* [Problem requirements] Tally the lines of the listing that contain the string "milliers". Give the number and nothing else.
(begin)
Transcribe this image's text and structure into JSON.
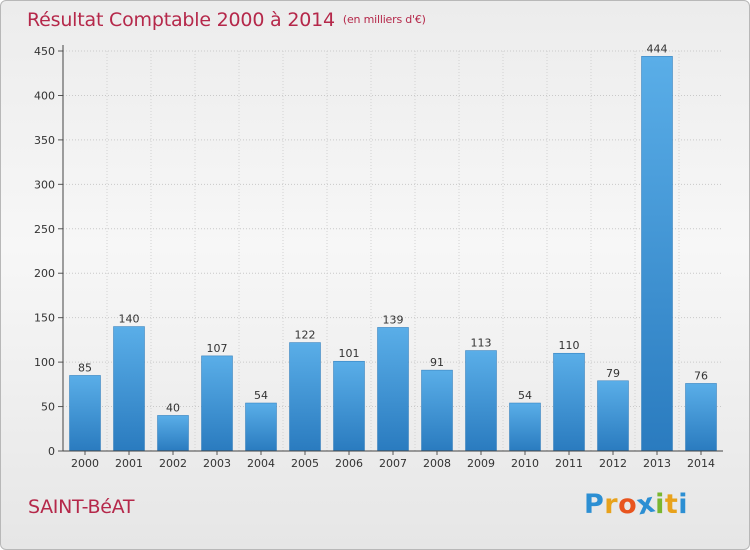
{
  "header": {
    "title": "Résultat Comptable 2000 à 2014",
    "unit": "(en milliers d'€)"
  },
  "footer": {
    "commune": "SAINT-BéAT",
    "logo_letters": [
      "P",
      "r",
      "o",
      "x",
      "i",
      "t",
      "i"
    ],
    "logo_colors": [
      "#2c8fd3",
      "#e8a21b",
      "#e8541e",
      "#2c8fd3",
      "#7ab62f",
      "#e8a21b",
      "#2c8fd3"
    ]
  },
  "chart_data": {
    "type": "bar",
    "title": "Résultat Comptable 2000 à 2014",
    "subtitle": "(en milliers d'€)",
    "xlabel": "",
    "ylabel": "",
    "categories": [
      "2000",
      "2001",
      "2002",
      "2003",
      "2004",
      "2005",
      "2006",
      "2007",
      "2008",
      "2009",
      "2010",
      "2011",
      "2012",
      "2013",
      "2014"
    ],
    "values": [
      85,
      140,
      40,
      107,
      54,
      122,
      101,
      139,
      91,
      113,
      54,
      110,
      79,
      444,
      76
    ],
    "value_labels": [
      "85",
      "140",
      "40",
      "107",
      "54",
      "122",
      "101",
      "139",
      "91",
      "113",
      "54",
      "110",
      "79",
      "444",
      "76"
    ],
    "ylim": [
      0,
      450
    ],
    "yticks": [
      0,
      50,
      100,
      150,
      200,
      250,
      300,
      350,
      400,
      450
    ],
    "ytick_labels": [
      "0",
      "50",
      "100",
      "150",
      "200",
      "250",
      "300",
      "350",
      "400",
      "450"
    ],
    "grid": true,
    "bar_color_top": "#5aaee8",
    "bar_color_bottom": "#2a7bbf"
  }
}
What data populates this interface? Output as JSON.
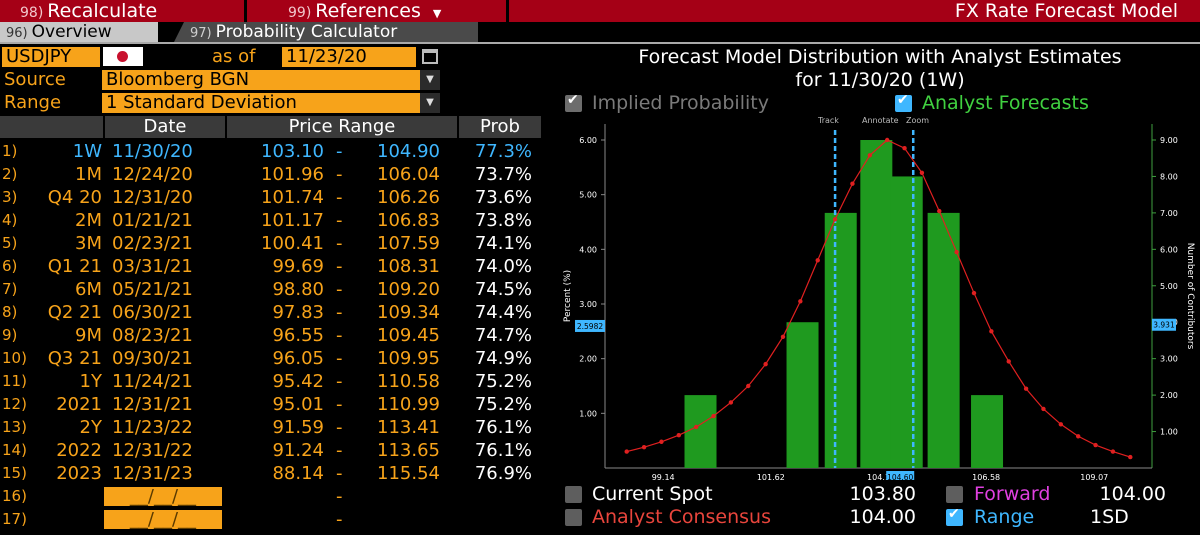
{
  "topbar": {
    "recalc_num": "98)",
    "recalc_label": "Recalculate",
    "refs_num": "99)",
    "refs_label": "References",
    "title": "FX Rate Forecast Model"
  },
  "tabs": [
    {
      "num": "96)",
      "label": "Overview"
    },
    {
      "num": "97)",
      "label": "Probability Calculator"
    }
  ],
  "form": {
    "ticker": "USDJPY",
    "as_of_label": "as of",
    "as_of_value": "11/23/20",
    "source_label": "Source",
    "source_value": "Bloomberg BGN",
    "range_label": "Range",
    "range_value": "1 Standard Deviation"
  },
  "table": {
    "headers": {
      "date": "Date",
      "price_range": "Price Range",
      "prob": "Prob"
    },
    "rows": [
      {
        "idx": "1)",
        "tenor": "1W",
        "date": "11/30/20",
        "low": "103.10",
        "high": "104.90",
        "prob": "77.3%"
      },
      {
        "idx": "2)",
        "tenor": "1M",
        "date": "12/24/20",
        "low": "101.96",
        "high": "106.04",
        "prob": "73.7%"
      },
      {
        "idx": "3)",
        "tenor": "Q4 20",
        "date": "12/31/20",
        "low": "101.74",
        "high": "106.26",
        "prob": "73.6%"
      },
      {
        "idx": "4)",
        "tenor": "2M",
        "date": "01/21/21",
        "low": "101.17",
        "high": "106.83",
        "prob": "73.8%"
      },
      {
        "idx": "5)",
        "tenor": "3M",
        "date": "02/23/21",
        "low": "100.41",
        "high": "107.59",
        "prob": "74.1%"
      },
      {
        "idx": "6)",
        "tenor": "Q1 21",
        "date": "03/31/21",
        "low": "99.69",
        "high": "108.31",
        "prob": "74.0%"
      },
      {
        "idx": "7)",
        "tenor": "6M",
        "date": "05/21/21",
        "low": "98.80",
        "high": "109.20",
        "prob": "74.5%"
      },
      {
        "idx": "8)",
        "tenor": "Q2 21",
        "date": "06/30/21",
        "low": "97.83",
        "high": "109.34",
        "prob": "74.4%"
      },
      {
        "idx": "9)",
        "tenor": "9M",
        "date": "08/23/21",
        "low": "96.55",
        "high": "109.45",
        "prob": "74.7%"
      },
      {
        "idx": "10)",
        "tenor": "Q3 21",
        "date": "09/30/21",
        "low": "96.05",
        "high": "109.95",
        "prob": "74.9%"
      },
      {
        "idx": "11)",
        "tenor": "1Y",
        "date": "11/24/21",
        "low": "95.42",
        "high": "110.58",
        "prob": "75.2%"
      },
      {
        "idx": "12)",
        "tenor": "2021",
        "date": "12/31/21",
        "low": "95.01",
        "high": "110.99",
        "prob": "75.2%"
      },
      {
        "idx": "13)",
        "tenor": "2Y",
        "date": "11/23/22",
        "low": "91.59",
        "high": "113.41",
        "prob": "76.1%"
      },
      {
        "idx": "14)",
        "tenor": "2022",
        "date": "12/31/22",
        "low": "91.24",
        "high": "113.65",
        "prob": "76.1%"
      },
      {
        "idx": "15)",
        "tenor": "2023",
        "date": "12/31/23",
        "low": "88.14",
        "high": "115.54",
        "prob": "76.9%"
      },
      {
        "idx": "16)",
        "tenor": "",
        "date": "__/__/__",
        "low": "",
        "high": "",
        "prob": ""
      },
      {
        "idx": "17)",
        "tenor": "",
        "date": "__/__/__",
        "low": "",
        "high": "",
        "prob": ""
      }
    ]
  },
  "chart_panel": {
    "title_line1": "Forecast Model Distribution with Analyst Estimates",
    "title_line2": "for  11/30/20 (1W)",
    "legend_implied": "Implied Probability",
    "legend_analyst": "Analyst Forecasts",
    "toolbar": [
      "Track",
      "Annotate",
      "Zoom"
    ]
  },
  "footer": {
    "current_spot_label": "Current Spot",
    "current_spot_value": "103.80",
    "forward_label": "Forward",
    "forward_value": "104.00",
    "consensus_label": "Analyst Consensus",
    "consensus_value": "104.00",
    "range_label": "Range",
    "range_value": "1SD"
  },
  "colors": {
    "orange": "#f7a31a",
    "blue": "#3fb7ff",
    "bar_green": "#1f9a1f",
    "curve_red": "#e02020",
    "forward_magenta": "#e040e0",
    "consensus_red": "#e8453c",
    "analyst_green": "#40d040",
    "header_red": "#a50016"
  },
  "chart_data": {
    "type": "bar",
    "ylabel": "Percent (%)",
    "y2label": "Number of Contributors",
    "ylim": [
      0,
      6.0
    ],
    "y2lim": [
      0,
      9.0
    ],
    "xlim": [
      97.8,
      110.4
    ],
    "x_ticks": [
      "99.14",
      "101.62",
      "104.1",
      "106.58",
      "109.07"
    ],
    "y_ticks": [
      "1.00",
      "2.00",
      "3.00",
      "4.00",
      "5.00",
      "6.00"
    ],
    "y2_ticks": [
      "1.00",
      "2.00",
      "3.00",
      "4.00",
      "5.00",
      "6.00",
      "7.00",
      "8.00",
      "9.00"
    ],
    "left_marker": "2.5982",
    "right_marker": "3.931",
    "x_marker": "104.60",
    "bars": [
      {
        "center": 100.0,
        "contributors": 2
      },
      {
        "center": 102.35,
        "contributors": 4
      },
      {
        "center": 103.23,
        "contributors": 7
      },
      {
        "center": 104.05,
        "contributors": 9
      },
      {
        "center": 104.75,
        "contributors": 8
      },
      {
        "center": 105.6,
        "contributors": 7
      },
      {
        "center": 106.6,
        "contributors": 2
      }
    ],
    "range_lines": [
      103.1,
      104.9
    ],
    "curve": {
      "x": [
        98.3,
        98.7,
        99.1,
        99.5,
        99.9,
        100.3,
        100.7,
        101.1,
        101.5,
        101.9,
        102.3,
        102.7,
        103.1,
        103.5,
        103.9,
        104.3,
        104.7,
        105.1,
        105.5,
        105.9,
        106.3,
        106.7,
        107.1,
        107.5,
        107.9,
        108.3,
        108.7,
        109.1,
        109.5,
        109.9
      ],
      "y": [
        0.3,
        0.38,
        0.48,
        0.6,
        0.75,
        0.95,
        1.2,
        1.5,
        1.9,
        2.4,
        3.05,
        3.8,
        4.55,
        5.2,
        5.72,
        6.0,
        5.85,
        5.4,
        4.7,
        3.95,
        3.2,
        2.5,
        1.95,
        1.45,
        1.08,
        0.8,
        0.58,
        0.42,
        0.3,
        0.2
      ]
    }
  }
}
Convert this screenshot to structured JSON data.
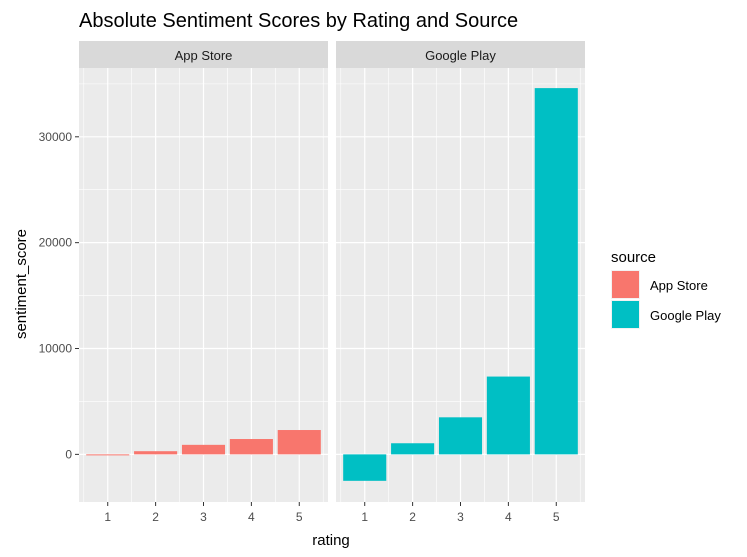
(end)
* [Solution for this exercise] 2